## Task to complete
Please count the lines in the listing below where the word "will" appears. Give the number only.

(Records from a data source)
──────────────────────────────

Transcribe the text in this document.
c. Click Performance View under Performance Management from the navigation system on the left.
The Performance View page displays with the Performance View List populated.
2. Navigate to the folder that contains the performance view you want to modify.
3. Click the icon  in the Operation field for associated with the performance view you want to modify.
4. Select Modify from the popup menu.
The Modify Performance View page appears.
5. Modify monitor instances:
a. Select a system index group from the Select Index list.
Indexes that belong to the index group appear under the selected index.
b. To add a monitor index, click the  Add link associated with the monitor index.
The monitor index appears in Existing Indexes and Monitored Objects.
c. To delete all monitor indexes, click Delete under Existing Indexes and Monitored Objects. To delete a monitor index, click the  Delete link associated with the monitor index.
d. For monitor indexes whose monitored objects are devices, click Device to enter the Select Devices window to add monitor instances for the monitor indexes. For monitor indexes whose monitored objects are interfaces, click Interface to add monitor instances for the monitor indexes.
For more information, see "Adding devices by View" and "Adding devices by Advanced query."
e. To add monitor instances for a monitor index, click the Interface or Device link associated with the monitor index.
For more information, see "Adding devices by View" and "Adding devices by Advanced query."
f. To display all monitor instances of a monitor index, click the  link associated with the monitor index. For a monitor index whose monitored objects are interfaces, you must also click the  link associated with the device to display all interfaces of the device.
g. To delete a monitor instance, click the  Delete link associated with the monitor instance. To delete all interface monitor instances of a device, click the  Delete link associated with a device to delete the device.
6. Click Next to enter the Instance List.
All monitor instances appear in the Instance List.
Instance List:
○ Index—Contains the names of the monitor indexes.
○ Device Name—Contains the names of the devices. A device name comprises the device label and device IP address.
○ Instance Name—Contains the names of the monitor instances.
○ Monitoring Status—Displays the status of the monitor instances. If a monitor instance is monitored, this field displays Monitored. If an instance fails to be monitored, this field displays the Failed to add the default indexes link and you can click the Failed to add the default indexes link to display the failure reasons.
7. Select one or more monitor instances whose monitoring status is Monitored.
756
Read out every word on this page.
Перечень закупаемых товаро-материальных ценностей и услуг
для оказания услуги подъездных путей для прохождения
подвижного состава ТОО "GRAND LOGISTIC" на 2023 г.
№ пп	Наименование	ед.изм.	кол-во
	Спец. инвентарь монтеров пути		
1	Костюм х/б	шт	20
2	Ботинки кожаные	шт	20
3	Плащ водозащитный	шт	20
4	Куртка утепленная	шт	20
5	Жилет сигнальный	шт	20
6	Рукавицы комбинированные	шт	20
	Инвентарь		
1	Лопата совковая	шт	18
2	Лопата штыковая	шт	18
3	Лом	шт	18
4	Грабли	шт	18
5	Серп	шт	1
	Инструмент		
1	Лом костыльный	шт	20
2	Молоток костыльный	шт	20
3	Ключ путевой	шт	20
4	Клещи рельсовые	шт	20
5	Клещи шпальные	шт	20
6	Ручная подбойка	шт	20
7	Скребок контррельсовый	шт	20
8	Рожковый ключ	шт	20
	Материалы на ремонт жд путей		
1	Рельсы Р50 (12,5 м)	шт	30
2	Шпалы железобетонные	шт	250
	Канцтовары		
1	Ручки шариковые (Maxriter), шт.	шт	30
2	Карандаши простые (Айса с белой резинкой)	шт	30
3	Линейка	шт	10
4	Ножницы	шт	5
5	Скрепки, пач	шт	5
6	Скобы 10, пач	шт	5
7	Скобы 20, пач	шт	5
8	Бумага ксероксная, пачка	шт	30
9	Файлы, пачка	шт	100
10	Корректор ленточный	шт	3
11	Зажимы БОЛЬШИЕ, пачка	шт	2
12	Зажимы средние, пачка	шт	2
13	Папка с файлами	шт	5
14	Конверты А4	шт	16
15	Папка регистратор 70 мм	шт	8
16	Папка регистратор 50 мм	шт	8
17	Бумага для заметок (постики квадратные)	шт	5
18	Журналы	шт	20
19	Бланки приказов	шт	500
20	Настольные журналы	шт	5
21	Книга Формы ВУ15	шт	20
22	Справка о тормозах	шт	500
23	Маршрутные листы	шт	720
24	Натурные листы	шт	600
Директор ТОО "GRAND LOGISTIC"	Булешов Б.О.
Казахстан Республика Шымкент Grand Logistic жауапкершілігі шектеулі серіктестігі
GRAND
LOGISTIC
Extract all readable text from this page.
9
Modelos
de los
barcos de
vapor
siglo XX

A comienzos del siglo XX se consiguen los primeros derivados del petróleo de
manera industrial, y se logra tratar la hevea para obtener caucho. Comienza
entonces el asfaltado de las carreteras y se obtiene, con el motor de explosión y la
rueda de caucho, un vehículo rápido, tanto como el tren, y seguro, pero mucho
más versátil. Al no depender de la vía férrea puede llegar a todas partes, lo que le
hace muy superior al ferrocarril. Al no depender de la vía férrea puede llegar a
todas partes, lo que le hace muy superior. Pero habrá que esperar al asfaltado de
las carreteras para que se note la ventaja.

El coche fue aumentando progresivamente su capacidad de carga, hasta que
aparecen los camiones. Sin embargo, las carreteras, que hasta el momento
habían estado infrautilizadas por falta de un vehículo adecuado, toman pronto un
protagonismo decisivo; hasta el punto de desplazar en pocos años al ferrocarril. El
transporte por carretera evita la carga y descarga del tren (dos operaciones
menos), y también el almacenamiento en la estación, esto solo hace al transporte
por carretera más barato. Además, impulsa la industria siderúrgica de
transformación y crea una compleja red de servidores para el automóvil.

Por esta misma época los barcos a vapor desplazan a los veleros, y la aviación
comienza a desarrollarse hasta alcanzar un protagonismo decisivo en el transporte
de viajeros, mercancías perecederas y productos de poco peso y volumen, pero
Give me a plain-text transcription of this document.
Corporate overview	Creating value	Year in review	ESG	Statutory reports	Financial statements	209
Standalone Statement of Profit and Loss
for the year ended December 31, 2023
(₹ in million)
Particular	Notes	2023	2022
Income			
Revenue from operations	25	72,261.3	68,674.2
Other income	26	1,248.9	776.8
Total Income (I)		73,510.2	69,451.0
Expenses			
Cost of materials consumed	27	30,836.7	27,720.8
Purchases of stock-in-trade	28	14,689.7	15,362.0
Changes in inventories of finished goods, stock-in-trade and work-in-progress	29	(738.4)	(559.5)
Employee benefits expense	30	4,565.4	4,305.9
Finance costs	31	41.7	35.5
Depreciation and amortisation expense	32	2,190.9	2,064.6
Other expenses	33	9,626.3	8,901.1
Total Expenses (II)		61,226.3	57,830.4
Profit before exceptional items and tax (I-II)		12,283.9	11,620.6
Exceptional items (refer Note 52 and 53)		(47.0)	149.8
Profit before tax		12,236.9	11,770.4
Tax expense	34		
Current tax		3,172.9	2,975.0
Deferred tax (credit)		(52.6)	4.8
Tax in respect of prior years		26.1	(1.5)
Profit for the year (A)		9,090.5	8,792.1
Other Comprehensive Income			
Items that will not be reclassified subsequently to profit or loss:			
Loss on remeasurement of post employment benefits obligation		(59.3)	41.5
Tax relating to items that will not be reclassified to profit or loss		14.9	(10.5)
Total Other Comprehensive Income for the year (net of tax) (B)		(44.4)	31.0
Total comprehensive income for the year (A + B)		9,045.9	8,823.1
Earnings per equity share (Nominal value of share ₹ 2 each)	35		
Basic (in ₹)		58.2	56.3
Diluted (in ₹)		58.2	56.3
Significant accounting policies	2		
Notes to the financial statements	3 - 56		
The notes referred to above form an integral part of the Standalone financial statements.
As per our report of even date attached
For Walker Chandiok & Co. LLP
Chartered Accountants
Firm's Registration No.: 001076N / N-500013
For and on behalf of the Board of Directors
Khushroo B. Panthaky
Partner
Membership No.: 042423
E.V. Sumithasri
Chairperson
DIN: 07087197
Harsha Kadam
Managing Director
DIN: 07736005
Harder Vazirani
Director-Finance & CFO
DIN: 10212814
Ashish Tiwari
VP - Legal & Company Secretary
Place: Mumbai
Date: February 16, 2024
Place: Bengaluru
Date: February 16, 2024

──────────────────────────────

## Exercise response
2